__EXERCISE MATERIALS__.

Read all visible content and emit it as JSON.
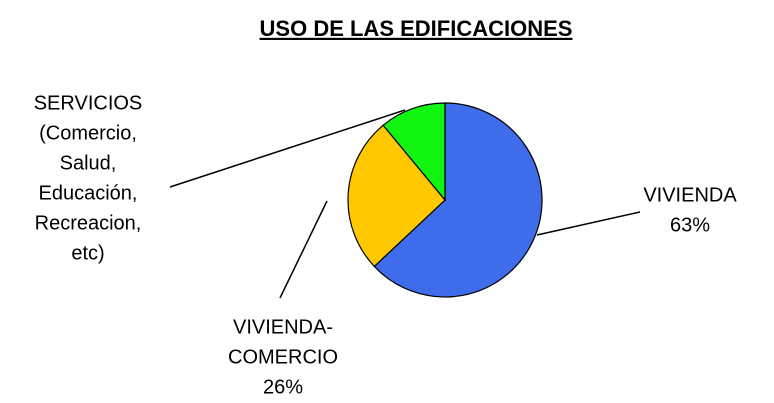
{
  "chart_data": {
    "type": "pie",
    "title": "USO DE LAS EDIFICACIONES",
    "categories": [
      [
        "VIVIENDA"
      ],
      [
        "VIVIENDA-",
        "COMERCIO"
      ],
      [
        "SERVICIOS",
        "(Comercio,",
        "Salud,",
        "Educación,",
        "Recreacion,",
        "etc)"
      ]
    ],
    "values": [
      63,
      26,
      11
    ],
    "value_labels": [
      "63%",
      "26%",
      null
    ],
    "colors": [
      "#3f6cea",
      "#ffc800",
      "#11f511"
    ]
  }
}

__TASK DIRECTIONS__.
Without the pictures, return all the records precisely as they stand.

__SOLUTION TO THIS TASK__.
Read all visible content and emit it as JSON.
{
  "chart_data": {
    "type": "pie",
    "title": "USO DE LAS EDIFICACIONES",
    "categories": [
      [
        "VIVIENDA"
      ],
      [
        "VIVIENDA-",
        "COMERCIO"
      ],
      [
        "SERVICIOS",
        "(Comercio,",
        "Salud,",
        "Educación,",
        "Recreacion,",
        "etc)"
      ]
    ],
    "values": [
      63,
      26,
      11
    ],
    "value_labels": [
      "63%",
      "26%",
      null
    ],
    "colors": [
      "#3f6cea",
      "#ffc800",
      "#11f511"
    ]
  }
}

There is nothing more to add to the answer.